Supplied text START

Transurban chief Scott Charlton: value in foreign buyers
Transurban’s Scott Charlton says to get the best value for state assets all foreign buyers must be allowed to compete.
Transurban chief executive Scott Charlton says Australian taxpayers will only get the best value for state-owned infrastructure assets if all foreign buyers are allowed to compete in the sale processes.
Mr Charlton’s comments came as the giant Abu Dhabi Investment Authority last night sold a $253.6m block of Transurban shares to institutional investors after the market closed.
ADIA had a holding of less than five per cent in the toll road group and was a partner with AustralianSuper in the Transurban-led consortium that paid $7.1 billion for Queensland Motorways in 2014.
Three years ago ADIA sold off a 4.8 per cent stake in Transurban. The stake sold at a $11.75 a share a discount to $11.90 close.
Earlier yesterday as the toll-roads operator swung to a full-year profit after last year’s results were severely affected by $418 million in costs relating to its Queensland Motorways purchase, Mr Charlton reiterated the importance of foreign investment to Australia.

Supplied text END

Directions →
a) Which dollar figures appear in the Transurban article? List every one.
b) Answer these questions from the Transurban article:
(i) Who is Transurban's chief executive?
(ii) Who was ADIA's partner in the Transurban-led consortium?
(iii) What percentage stake in Transurban did ADIA sell three years ago?
The rows that follow have no connection to the Transurban article.

Exercise data START

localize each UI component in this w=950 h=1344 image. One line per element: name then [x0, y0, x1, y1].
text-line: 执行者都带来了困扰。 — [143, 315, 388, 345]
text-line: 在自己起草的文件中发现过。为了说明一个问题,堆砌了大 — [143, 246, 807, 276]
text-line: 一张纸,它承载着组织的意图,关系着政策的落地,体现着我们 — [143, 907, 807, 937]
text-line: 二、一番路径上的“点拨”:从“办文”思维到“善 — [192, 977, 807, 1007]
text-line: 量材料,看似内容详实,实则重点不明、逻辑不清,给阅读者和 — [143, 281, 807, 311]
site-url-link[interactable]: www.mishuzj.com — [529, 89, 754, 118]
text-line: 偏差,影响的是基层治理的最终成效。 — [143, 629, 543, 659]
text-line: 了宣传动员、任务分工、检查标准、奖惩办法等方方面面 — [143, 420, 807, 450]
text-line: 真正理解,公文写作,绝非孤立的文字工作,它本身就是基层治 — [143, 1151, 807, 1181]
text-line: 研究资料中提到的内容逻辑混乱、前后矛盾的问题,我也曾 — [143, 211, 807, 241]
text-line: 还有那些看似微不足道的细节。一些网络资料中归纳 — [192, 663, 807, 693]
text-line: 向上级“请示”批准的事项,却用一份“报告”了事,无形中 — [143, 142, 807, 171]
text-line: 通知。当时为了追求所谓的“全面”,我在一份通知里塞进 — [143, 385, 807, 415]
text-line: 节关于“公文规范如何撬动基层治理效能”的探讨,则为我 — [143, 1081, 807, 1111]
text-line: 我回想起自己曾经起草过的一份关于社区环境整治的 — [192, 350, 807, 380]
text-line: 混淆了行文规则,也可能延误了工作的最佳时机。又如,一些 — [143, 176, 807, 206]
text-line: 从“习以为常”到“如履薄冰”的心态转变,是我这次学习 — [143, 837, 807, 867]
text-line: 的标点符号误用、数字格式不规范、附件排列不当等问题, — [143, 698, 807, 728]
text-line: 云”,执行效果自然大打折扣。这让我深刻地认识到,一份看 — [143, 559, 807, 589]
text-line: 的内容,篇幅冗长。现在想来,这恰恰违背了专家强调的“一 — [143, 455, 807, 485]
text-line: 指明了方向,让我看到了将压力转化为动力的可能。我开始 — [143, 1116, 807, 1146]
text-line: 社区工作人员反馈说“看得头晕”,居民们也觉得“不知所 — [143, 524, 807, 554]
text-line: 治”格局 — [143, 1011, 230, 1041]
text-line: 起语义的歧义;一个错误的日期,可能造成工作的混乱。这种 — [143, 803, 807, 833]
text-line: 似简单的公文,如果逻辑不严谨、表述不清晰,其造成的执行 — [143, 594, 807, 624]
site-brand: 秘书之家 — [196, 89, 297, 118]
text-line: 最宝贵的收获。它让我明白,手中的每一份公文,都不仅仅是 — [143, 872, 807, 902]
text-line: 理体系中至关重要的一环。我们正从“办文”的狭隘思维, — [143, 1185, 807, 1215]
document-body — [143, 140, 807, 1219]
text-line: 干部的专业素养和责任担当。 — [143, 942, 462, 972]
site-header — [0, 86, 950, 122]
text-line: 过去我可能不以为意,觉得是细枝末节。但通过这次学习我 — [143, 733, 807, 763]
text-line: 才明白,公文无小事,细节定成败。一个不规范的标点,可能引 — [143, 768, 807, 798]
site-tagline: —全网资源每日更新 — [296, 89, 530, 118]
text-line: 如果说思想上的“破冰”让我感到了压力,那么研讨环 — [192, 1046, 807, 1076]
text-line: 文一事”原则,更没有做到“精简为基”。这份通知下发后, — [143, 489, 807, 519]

Exercise data END

Answers provided →
a)
- $253.6m
- $7.1 billion
- $11.75
- $11.90
- $418 million

b)
(i) Scott Charlton
(ii) AustralianSuper
(iii) 4.8 per cent